[begin Given data]
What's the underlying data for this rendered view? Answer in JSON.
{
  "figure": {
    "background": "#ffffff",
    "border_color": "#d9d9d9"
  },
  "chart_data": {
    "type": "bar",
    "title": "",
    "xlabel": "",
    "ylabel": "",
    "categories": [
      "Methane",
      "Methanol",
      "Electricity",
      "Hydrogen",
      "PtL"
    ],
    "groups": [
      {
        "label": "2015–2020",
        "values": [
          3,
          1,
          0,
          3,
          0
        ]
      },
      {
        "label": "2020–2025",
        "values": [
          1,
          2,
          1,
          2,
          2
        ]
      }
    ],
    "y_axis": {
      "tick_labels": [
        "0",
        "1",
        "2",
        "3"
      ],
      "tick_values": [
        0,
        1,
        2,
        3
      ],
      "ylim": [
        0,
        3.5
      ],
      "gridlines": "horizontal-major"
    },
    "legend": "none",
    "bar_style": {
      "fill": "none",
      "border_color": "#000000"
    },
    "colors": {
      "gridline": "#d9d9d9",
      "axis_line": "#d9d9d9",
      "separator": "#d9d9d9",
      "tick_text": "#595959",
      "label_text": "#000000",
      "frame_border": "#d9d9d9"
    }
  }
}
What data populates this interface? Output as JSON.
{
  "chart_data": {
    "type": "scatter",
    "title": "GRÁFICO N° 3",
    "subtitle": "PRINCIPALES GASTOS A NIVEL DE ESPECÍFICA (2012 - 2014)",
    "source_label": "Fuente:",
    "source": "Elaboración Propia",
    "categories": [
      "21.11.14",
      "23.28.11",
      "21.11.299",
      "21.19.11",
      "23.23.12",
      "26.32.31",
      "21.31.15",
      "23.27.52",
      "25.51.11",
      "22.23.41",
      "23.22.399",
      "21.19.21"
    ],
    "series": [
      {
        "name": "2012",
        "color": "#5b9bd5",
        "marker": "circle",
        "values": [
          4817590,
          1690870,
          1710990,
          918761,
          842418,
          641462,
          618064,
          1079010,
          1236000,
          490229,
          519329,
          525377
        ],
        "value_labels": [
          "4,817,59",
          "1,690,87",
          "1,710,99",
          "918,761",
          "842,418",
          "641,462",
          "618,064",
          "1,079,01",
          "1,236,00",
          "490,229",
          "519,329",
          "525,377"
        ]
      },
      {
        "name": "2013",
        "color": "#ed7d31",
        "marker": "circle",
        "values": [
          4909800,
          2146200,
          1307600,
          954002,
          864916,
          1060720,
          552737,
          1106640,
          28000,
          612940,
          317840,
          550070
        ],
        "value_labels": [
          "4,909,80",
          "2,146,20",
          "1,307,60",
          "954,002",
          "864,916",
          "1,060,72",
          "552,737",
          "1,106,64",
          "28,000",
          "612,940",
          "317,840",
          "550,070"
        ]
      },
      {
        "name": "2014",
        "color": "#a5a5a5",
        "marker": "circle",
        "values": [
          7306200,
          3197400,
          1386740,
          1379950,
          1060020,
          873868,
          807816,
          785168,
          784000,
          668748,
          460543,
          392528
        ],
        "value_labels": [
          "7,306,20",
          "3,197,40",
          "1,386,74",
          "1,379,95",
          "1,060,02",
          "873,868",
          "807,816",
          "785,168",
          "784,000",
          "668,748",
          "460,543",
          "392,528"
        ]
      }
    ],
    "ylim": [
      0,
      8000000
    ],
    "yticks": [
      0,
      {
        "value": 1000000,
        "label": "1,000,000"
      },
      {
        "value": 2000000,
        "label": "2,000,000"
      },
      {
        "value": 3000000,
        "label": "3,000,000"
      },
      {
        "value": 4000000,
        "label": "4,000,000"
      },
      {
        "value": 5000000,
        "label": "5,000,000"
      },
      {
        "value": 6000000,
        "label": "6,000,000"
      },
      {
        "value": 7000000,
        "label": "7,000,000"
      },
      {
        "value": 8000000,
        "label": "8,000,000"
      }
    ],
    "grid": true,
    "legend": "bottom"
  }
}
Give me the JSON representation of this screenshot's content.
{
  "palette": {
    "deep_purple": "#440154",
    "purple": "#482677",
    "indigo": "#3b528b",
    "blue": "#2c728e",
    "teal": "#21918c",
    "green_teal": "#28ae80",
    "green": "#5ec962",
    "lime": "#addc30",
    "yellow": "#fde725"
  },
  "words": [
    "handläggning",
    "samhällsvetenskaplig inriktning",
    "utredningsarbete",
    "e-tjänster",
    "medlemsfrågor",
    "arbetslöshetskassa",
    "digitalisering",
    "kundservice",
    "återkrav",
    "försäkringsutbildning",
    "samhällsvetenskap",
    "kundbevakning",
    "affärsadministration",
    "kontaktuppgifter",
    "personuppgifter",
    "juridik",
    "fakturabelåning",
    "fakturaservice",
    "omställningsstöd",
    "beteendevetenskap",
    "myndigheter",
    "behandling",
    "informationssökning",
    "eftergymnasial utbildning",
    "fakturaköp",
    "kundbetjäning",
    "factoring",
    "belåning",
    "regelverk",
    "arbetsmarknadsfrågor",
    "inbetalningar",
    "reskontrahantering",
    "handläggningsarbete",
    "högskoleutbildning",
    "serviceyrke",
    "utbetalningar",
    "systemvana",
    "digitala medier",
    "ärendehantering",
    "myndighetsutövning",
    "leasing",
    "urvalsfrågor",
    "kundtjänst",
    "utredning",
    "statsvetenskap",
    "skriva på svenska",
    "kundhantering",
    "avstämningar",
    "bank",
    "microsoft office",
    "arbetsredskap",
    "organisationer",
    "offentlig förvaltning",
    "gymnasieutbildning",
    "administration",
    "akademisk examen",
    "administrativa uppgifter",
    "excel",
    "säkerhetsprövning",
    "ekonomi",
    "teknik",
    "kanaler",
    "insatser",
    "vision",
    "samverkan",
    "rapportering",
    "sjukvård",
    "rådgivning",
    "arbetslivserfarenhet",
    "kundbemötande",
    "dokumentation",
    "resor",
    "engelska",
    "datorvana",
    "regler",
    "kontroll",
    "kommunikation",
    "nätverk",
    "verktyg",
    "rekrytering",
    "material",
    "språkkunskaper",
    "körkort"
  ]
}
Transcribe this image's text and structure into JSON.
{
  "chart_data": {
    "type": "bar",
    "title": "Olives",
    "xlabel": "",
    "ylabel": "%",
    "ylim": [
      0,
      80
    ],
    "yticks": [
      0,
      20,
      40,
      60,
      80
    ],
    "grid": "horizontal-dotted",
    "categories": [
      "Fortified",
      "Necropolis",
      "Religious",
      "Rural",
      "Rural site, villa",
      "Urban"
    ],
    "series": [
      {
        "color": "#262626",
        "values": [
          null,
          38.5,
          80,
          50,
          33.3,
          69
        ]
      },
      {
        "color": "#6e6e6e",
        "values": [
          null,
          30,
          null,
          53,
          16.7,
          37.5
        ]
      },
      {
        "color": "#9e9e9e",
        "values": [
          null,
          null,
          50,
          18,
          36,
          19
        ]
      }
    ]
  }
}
[end Given data]
**Set task**
Pick out the lines containing the word "this" and show them.

**Response**
What's the underlying data for this rendered view? Answer in JSON.
What data populates this interface? Output as JSON.
Give me the JSON representation of this screenshot's content.
Transcribe this image's text and structure into JSON.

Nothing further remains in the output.